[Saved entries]
* Start *

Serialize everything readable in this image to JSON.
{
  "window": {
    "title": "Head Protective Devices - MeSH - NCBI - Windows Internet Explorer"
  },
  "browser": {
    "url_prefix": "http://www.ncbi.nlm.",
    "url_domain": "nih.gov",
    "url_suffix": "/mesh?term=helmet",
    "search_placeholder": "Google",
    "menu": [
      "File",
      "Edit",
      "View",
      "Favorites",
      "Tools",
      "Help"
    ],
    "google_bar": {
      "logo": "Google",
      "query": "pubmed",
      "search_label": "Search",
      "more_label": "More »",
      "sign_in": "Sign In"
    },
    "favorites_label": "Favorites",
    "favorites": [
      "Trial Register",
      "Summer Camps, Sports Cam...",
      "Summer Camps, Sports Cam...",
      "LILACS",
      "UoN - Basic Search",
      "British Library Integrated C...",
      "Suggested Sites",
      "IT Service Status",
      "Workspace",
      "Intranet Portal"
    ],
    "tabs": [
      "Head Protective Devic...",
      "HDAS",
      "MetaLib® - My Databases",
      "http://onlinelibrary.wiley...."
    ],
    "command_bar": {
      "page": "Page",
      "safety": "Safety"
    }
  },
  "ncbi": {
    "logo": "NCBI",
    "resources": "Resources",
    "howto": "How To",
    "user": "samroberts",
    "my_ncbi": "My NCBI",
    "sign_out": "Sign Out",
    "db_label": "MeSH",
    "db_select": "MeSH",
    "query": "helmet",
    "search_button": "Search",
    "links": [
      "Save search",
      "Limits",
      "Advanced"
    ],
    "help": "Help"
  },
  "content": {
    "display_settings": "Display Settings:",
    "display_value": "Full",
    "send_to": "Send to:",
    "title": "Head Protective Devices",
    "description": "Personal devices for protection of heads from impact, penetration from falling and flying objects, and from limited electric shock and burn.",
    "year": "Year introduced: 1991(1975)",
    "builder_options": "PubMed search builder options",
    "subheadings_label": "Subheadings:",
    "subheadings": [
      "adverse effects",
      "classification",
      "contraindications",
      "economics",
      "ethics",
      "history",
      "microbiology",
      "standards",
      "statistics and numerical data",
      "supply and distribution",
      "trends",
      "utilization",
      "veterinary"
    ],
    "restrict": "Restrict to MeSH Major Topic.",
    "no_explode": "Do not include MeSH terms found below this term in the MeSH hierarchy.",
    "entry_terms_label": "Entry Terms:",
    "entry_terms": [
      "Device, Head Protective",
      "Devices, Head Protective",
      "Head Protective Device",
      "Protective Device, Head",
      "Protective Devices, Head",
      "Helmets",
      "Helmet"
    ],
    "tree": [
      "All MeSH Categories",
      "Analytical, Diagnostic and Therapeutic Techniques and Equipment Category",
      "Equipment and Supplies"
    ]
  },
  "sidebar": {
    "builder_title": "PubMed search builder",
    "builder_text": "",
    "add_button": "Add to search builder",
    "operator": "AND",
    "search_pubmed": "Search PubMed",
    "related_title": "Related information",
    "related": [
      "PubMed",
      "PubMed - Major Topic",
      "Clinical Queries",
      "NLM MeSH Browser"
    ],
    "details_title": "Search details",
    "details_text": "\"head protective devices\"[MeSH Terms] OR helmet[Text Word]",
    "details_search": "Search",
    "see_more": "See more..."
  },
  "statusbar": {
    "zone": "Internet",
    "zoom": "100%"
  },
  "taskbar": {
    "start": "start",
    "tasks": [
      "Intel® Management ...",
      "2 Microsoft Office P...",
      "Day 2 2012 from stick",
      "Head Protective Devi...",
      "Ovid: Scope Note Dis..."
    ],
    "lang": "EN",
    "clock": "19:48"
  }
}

* End *

**Aim**
Repeat each record in full; every line must match exactly.

**Answer to the problem**
Serialize everything readable in this image to JSON.
{
  "window": {
    "title": "Head Protective Devices - MeSH - NCBI - Windows Internet Explorer"
  },
  "browser": {
    "url_prefix": "http://www.ncbi.nlm.",
    "url_domain": "nih.gov",
    "url_suffix": "/mesh?term=helmet",
    "search_placeholder": "Google",
    "menu": [
      "File",
      "Edit",
      "View",
      "Favorites",
      "Tools",
      "Help"
    ],
    "google_bar": {
      "logo": "Google",
      "query": "pubmed",
      "search_label": "Search",
      "more_label": "More »",
      "sign_in": "Sign In"
    },
    "favorites_label": "Favorites",
    "favorites": [
      "Trial Register",
      "Summer Camps, Sports Cam...",
      "Summer Camps, Sports Cam...",
      "LILACS",
      "UoN - Basic Search",
      "British Library Integrated C...",
      "Suggested Sites",
      "IT Service Status",
      "Workspace",
      "Intranet Portal"
    ],
    "tabs": [
      "Head Protective Devic...",
      "HDAS",
      "MetaLib® - My Databases",
      "http://onlinelibrary.wiley...."
    ],
    "command_bar": {
      "page": "Page",
      "safety": "Safety"
    }
  },
  "ncbi": {
    "logo": "NCBI",
    "resources": "Resources",
    "howto": "How To",
    "user": "samroberts",
    "my_ncbi": "My NCBI",
    "sign_out": "Sign Out",
    "db_label": "MeSH",
    "db_select": "MeSH",
    "query": "helmet",
    "search_button": "Search",
    "links": [
      "Save search",
      "Limits",
      "Advanced"
    ],
    "help": "Help"
  },
  "content": {
    "display_settings": "Display Settings:",
    "display_value": "Full",
    "send_to": "Send to:",
    "title": "Head Protective Devices",
    "description": "Personal devices for protection of heads from impact, penetration from falling and flying objects, and from limited electric shock and burn.",
    "year": "Year introduced: 1991(1975)",
    "builder_options": "PubMed search builder options",
    "subheadings_label": "Subheadings:",
    "subheadings": [
      "adverse effects",
      "classification",
      "contraindications",
      "economics",
      "ethics",
      "history",
      "microbiology",
      "standards",
      "statistics and numerical data",
      "supply and distribution",
      "trends",
      "utilization",
      "veterinary"
    ],
    "restrict": "Restrict to MeSH Major Topic.",
    "no_explode": "Do not include MeSH terms found below this term in the MeSH hierarchy.",
    "entry_terms_label": "Entry Terms:",
    "entry_terms": [
      "Device, Head Protective",
      "Devices, Head Protective",
      "Head Protective Device",
      "Protective Device, Head",
      "Protective Devices, Head",
      "Helmets",
      "Helmet"
    ],
    "tree": [
      "All MeSH Categories",
      "Analytical, Diagnostic and Therapeutic Techniques and Equipment Category",
      "Equipment and Supplies"
    ]
  },
  "sidebar": {
    "builder_title": "PubMed search builder",
    "builder_text": "",
    "add_button": "Add to search builder",
    "operator": "AND",
    "search_pubmed": "Search PubMed",
    "related_title": "Related information",
    "related": [
      "PubMed",
      "PubMed - Major Topic",
      "Clinical Queries",
      "NLM MeSH Browser"
    ],
    "details_title": "Search details",
    "details_text": "\"head protective devices\"[MeSH Terms] OR helmet[Text Word]",
    "details_search": "Search",
    "see_more": "See more..."
  },
  "statusbar": {
    "zone": "Internet",
    "zoom": "100%"
  },
  "taskbar": {
    "start": "start",
    "tasks": [
      "Intel® Management ...",
      "2 Microsoft Office P...",
      "Day 2 2012 from stick",
      "Head Protective Devi...",
      "Ovid: Scope Note Dis..."
    ],
    "lang": "EN",
    "clock": "19:48"
  }
}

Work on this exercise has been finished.